(A run of records)
* Begin *

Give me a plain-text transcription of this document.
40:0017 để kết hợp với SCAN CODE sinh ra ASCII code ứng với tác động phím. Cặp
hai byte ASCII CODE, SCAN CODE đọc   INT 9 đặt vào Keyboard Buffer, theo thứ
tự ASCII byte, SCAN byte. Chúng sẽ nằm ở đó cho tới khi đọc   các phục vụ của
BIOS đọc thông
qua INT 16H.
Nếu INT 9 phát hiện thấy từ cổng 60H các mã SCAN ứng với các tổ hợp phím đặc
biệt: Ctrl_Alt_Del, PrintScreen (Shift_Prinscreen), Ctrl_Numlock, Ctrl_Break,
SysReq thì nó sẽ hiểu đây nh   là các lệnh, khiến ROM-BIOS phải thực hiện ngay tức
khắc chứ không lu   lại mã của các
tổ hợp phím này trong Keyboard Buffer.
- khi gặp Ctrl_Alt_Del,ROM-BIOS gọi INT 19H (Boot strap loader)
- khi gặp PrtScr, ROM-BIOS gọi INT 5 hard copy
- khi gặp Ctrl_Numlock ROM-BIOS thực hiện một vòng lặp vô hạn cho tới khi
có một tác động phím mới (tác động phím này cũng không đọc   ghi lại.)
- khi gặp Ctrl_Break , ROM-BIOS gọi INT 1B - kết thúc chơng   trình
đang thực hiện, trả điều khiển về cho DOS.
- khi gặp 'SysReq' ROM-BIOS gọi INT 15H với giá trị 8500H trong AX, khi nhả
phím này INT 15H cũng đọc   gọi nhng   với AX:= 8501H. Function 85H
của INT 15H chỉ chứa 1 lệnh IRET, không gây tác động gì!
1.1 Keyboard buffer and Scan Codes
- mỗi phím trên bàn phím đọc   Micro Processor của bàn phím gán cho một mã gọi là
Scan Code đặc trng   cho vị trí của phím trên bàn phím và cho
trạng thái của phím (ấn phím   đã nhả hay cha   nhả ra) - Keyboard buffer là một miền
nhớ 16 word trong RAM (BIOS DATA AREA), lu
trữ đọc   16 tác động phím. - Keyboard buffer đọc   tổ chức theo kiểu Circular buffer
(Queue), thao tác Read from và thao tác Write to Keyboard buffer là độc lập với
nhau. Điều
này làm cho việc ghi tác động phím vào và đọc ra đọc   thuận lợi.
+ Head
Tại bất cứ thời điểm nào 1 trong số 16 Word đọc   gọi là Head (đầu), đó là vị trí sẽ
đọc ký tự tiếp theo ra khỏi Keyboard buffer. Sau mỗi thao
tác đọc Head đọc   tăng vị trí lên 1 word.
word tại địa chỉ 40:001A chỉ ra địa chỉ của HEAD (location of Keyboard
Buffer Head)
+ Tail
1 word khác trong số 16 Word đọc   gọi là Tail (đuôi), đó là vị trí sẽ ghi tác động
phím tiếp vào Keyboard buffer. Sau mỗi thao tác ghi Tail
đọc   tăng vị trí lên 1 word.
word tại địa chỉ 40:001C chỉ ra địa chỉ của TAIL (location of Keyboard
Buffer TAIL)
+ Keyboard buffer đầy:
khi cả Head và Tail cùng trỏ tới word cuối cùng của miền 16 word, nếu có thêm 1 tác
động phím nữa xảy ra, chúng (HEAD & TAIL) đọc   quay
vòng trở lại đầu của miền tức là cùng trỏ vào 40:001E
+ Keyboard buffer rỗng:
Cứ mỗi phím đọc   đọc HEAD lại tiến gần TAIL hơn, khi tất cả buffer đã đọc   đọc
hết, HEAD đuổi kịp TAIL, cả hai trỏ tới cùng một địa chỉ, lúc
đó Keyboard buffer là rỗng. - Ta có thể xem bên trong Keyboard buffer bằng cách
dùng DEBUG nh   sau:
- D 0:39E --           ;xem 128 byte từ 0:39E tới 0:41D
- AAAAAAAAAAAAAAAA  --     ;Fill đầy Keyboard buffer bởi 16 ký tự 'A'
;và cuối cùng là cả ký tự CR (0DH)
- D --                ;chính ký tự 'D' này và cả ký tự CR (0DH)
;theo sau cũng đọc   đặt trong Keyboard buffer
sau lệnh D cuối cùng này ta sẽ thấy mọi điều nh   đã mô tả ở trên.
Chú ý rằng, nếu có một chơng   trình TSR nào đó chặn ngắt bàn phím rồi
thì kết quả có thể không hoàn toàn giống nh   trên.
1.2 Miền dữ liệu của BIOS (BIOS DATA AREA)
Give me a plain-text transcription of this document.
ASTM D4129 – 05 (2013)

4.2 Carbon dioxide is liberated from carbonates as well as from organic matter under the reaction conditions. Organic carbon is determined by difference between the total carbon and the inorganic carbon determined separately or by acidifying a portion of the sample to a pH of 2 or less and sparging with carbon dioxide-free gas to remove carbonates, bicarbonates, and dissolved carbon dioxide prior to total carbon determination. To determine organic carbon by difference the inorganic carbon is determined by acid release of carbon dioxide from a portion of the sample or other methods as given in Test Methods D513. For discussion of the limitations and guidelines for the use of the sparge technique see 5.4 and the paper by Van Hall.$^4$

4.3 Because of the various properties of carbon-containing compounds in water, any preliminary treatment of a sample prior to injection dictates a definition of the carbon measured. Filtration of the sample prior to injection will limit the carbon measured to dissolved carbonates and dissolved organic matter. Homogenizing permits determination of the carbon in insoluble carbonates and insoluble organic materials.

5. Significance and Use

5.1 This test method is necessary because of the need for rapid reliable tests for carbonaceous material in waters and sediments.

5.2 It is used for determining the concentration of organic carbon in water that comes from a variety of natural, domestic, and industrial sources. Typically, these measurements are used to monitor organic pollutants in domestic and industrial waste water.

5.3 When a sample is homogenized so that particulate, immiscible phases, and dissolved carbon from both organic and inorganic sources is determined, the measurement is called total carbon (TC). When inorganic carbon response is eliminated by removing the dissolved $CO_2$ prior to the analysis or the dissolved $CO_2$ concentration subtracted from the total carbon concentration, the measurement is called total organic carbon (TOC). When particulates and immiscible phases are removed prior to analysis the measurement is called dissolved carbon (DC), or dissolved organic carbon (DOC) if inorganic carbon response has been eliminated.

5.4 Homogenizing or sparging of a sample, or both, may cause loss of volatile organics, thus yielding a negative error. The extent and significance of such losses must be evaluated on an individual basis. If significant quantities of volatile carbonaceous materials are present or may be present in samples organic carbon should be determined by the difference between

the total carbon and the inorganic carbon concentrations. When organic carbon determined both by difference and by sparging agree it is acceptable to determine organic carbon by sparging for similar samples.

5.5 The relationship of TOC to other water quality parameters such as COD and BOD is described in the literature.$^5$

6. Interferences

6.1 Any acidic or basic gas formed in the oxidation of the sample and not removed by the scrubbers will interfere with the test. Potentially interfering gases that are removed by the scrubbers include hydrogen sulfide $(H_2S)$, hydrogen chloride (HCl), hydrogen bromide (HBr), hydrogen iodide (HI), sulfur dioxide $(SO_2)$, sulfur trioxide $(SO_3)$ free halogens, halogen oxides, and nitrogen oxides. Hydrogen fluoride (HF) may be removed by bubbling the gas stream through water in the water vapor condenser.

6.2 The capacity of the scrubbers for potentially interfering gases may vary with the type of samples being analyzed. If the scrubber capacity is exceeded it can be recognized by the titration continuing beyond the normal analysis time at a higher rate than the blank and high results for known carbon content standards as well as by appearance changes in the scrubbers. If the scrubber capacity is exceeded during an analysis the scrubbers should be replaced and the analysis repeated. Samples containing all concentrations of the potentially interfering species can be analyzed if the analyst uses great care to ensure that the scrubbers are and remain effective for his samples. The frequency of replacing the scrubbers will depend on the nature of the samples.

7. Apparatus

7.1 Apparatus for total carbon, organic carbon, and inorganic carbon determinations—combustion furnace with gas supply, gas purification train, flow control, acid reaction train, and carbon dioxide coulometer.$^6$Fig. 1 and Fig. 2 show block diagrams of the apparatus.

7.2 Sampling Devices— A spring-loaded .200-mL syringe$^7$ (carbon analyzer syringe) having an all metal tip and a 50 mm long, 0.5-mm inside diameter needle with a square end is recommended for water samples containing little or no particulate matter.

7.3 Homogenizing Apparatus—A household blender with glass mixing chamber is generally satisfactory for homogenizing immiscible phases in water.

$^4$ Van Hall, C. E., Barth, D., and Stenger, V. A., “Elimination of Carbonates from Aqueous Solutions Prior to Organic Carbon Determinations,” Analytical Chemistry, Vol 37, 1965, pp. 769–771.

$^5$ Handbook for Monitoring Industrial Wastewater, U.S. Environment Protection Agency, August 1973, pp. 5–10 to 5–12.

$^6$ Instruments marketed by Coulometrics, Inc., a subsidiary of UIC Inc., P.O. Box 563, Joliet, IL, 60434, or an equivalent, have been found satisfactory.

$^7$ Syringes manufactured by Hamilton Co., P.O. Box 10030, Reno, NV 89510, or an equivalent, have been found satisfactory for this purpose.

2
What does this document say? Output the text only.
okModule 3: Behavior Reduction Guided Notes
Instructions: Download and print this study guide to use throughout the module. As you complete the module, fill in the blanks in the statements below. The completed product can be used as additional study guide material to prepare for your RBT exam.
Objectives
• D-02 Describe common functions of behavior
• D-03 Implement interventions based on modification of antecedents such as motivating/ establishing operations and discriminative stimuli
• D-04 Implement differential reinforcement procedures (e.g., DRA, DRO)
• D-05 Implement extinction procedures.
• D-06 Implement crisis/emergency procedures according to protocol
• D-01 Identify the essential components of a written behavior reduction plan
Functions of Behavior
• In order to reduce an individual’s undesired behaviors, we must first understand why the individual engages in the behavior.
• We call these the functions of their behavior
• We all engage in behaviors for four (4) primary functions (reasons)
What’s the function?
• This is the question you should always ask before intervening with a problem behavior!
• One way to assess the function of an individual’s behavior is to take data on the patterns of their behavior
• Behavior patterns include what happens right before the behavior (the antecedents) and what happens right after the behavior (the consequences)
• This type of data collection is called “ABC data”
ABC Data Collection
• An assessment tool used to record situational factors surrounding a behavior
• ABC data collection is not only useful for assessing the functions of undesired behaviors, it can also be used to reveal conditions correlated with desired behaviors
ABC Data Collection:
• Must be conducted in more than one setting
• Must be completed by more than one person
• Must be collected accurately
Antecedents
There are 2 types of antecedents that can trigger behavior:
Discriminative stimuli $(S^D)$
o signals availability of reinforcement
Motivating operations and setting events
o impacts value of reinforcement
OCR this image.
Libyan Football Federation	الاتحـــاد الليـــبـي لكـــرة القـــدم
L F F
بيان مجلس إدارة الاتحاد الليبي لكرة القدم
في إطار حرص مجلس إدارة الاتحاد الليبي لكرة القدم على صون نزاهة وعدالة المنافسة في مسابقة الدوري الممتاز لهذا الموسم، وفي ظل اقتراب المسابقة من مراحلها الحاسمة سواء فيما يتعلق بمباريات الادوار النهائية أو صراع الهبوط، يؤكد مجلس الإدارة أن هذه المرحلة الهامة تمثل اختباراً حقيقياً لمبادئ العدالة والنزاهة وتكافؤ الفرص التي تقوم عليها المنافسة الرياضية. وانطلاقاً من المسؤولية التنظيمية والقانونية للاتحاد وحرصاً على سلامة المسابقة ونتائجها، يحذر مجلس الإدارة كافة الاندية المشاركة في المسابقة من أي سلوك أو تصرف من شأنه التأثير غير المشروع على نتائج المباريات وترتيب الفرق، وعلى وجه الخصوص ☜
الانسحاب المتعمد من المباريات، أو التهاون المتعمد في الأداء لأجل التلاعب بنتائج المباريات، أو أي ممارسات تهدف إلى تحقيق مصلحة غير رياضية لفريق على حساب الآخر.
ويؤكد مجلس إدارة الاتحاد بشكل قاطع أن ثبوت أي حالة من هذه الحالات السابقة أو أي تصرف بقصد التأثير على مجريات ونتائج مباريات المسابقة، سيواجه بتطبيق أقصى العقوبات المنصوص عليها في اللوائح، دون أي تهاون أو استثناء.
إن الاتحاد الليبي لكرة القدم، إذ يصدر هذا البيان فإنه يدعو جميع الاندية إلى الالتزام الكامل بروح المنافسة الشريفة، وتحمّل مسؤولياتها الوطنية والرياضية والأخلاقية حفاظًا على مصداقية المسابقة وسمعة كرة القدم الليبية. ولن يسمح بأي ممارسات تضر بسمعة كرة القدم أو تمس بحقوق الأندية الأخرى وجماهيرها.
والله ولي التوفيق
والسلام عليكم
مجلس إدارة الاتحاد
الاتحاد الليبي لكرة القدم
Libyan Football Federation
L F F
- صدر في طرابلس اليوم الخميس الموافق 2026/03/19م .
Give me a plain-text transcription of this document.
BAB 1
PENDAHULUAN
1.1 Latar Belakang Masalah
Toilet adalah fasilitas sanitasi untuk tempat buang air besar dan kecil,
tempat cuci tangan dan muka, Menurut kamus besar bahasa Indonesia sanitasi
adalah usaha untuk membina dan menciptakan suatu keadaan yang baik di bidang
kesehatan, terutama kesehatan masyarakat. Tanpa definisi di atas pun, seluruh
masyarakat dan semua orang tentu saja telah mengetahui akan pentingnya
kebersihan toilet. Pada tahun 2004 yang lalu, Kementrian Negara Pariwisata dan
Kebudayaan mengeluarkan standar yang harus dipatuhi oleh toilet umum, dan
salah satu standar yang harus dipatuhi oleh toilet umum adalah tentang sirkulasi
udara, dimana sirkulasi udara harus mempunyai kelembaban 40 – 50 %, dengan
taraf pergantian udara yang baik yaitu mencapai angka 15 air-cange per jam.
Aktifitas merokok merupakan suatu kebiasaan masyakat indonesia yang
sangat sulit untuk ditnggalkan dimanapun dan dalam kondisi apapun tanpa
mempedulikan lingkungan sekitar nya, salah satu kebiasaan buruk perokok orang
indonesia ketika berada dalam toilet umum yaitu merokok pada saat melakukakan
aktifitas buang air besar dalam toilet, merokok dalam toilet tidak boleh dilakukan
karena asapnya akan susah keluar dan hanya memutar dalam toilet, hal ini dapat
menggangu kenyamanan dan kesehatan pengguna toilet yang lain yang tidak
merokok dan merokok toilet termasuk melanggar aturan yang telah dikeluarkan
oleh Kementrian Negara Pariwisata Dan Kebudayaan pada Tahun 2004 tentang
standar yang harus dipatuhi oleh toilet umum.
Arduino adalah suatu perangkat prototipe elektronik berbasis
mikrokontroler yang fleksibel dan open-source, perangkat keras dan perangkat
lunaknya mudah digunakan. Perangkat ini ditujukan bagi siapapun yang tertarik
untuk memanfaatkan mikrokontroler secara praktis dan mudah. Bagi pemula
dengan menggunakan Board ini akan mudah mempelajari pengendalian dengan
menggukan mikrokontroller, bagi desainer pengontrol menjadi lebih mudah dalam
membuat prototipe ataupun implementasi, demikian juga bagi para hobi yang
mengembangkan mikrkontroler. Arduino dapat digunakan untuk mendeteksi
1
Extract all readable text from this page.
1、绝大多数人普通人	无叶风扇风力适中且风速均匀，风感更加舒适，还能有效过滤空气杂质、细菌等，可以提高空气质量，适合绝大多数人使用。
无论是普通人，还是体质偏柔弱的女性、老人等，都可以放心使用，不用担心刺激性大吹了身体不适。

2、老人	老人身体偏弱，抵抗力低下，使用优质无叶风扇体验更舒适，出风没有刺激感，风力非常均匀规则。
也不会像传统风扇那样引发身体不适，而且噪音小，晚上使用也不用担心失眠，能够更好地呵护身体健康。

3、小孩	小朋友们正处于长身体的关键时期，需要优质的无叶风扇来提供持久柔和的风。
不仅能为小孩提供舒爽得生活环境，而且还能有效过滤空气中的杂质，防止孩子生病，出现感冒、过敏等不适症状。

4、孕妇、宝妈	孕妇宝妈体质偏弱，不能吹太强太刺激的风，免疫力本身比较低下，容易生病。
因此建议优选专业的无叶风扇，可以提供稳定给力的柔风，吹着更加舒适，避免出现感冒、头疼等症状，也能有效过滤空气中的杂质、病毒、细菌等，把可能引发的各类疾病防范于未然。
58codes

* End *

◆ **Task goal**
In the listing above, find the line containing "Extract all readable text from this page.", then reproduce it and each line after it through the end, exactly and with nothing added.

◆ **Written response**
Extract all readable text from this page.
1、绝大多数人普通人	无叶风扇风力适中且风速均匀，风感更加舒适，还能有效过滤空气杂质、细菌等，可以提高空气质量，适合绝大多数人使用。
无论是普通人，还是体质偏柔弱的女性、老人等，都可以放心使用，不用担心刺激性大吹了身体不适。

2、老人	老人身体偏弱，抵抗力低下，使用优质无叶风扇体验更舒适，出风没有刺激感，风力非常均匀规则。
也不会像传统风扇那样引发身体不适，而且噪音小，晚上使用也不用担心失眠，能够更好地呵护身体健康。

3、小孩	小朋友们正处于长身体的关键时期，需要优质的无叶风扇来提供持久柔和的风。
不仅能为小孩提供舒爽得生活环境，而且还能有效过滤空气中的杂质，防止孩子生病，出现感冒、过敏等不适症状。

4、孕妇、宝妈	孕妇宝妈体质偏弱，不能吹太强太刺激的风，免疫力本身比较低下，容易生病。
因此建议优选专业的无叶风扇，可以提供稳定给力的柔风，吹着更加舒适，避免出现感冒、头疼等症状，也能有效过滤空气中的杂质、病毒、细菌等，把可能引发的各类疾病防范于未然。
58codes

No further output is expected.